Extract every entry word for word.

-- Start of EXERCISE INPUTS --

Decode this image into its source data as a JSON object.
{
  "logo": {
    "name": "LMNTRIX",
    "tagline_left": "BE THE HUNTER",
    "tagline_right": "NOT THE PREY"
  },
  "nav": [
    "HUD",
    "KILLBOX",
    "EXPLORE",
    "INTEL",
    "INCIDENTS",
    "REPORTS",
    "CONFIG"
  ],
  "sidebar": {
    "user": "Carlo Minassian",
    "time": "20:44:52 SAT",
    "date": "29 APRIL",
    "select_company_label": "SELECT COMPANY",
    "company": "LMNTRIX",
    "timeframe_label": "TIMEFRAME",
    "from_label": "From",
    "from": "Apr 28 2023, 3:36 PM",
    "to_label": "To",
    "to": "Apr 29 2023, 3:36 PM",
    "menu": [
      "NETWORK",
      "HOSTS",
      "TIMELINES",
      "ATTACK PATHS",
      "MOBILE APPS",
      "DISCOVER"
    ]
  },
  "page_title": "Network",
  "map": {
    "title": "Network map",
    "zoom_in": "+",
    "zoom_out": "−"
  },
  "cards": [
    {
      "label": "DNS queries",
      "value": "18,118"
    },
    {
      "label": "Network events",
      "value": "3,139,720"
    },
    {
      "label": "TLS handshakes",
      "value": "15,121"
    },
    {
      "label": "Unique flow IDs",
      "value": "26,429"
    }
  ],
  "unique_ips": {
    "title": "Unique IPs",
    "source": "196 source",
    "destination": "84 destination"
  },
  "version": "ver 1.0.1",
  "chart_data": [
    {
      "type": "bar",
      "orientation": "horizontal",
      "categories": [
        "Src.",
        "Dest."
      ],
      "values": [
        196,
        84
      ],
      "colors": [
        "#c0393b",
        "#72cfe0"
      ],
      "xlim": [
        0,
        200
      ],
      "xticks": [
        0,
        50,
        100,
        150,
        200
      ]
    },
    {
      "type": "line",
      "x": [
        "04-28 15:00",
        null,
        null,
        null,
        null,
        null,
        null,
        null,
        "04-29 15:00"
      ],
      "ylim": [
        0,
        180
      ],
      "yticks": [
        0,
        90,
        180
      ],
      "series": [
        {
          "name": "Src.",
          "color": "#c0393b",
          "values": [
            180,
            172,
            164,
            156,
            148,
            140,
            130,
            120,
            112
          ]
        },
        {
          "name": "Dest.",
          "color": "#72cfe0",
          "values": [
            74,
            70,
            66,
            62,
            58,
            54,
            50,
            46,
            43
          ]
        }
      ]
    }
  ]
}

-- End of EXERCISE INPUTS --

**REPLY TO THE TASK**
Decode this image into its source data as a JSON object.
{
  "logo": {
    "name": "LMNTRIX",
    "tagline_left": "BE THE HUNTER",
    "tagline_right": "NOT THE PREY"
  },
  "nav": [
    "HUD",
    "KILLBOX",
    "EXPLORE",
    "INTEL",
    "INCIDENTS",
    "REPORTS",
    "CONFIG"
  ],
  "sidebar": {
    "user": "Carlo Minassian",
    "time": "20:44:52 SAT",
    "date": "29 APRIL",
    "select_company_label": "SELECT COMPANY",
    "company": "LMNTRIX",
    "timeframe_label": "TIMEFRAME",
    "from_label": "From",
    "from": "Apr 28 2023, 3:36 PM",
    "to_label": "To",
    "to": "Apr 29 2023, 3:36 PM",
    "menu": [
      "NETWORK",
      "HOSTS",
      "TIMELINES",
      "ATTACK PATHS",
      "MOBILE APPS",
      "DISCOVER"
    ]
  },
  "page_title": "Network",
  "map": {
    "title": "Network map",
    "zoom_in": "+",
    "zoom_out": "−"
  },
  "cards": [
    {
      "label": "DNS queries",
      "value": "18,118"
    },
    {
      "label": "Network events",
      "value": "3,139,720"
    },
    {
      "label": "TLS handshakes",
      "value": "15,121"
    },
    {
      "label": "Unique flow IDs",
      "value": "26,429"
    }
  ],
  "unique_ips": {
    "title": "Unique IPs",
    "source": "196 source",
    "destination": "84 destination"
  },
  "version": "ver 1.0.1",
  "chart_data": [
    {
      "type": "bar",
      "orientation": "horizontal",
      "categories": [
        "Src.",
        "Dest."
      ],
      "values": [
        196,
        84
      ],
      "colors": [
        "#c0393b",
        "#72cfe0"
      ],
      "xlim": [
        0,
        200
      ],
      "xticks": [
        0,
        50,
        100,
        150,
        200
      ]
    },
    {
      "type": "line",
      "x": [
        "04-28 15:00",
        null,
        null,
        null,
        null,
        null,
        null,
        null,
        "04-29 15:00"
      ],
      "ylim": [
        0,
        180
      ],
      "yticks": [
        0,
        90,
        180
      ],
      "series": [
        {
          "name": "Src.",
          "color": "#c0393b",
          "values": [
            180,
            172,
            164,
            156,
            148,
            140,
            130,
            120,
            112
          ]
        },
        {
          "name": "Dest.",
          "color": "#72cfe0",
          "values": [
            74,
            70,
            66,
            62,
            58,
            54,
            50,
            46,
            43
          ]
        }
      ]
    }
  ]
}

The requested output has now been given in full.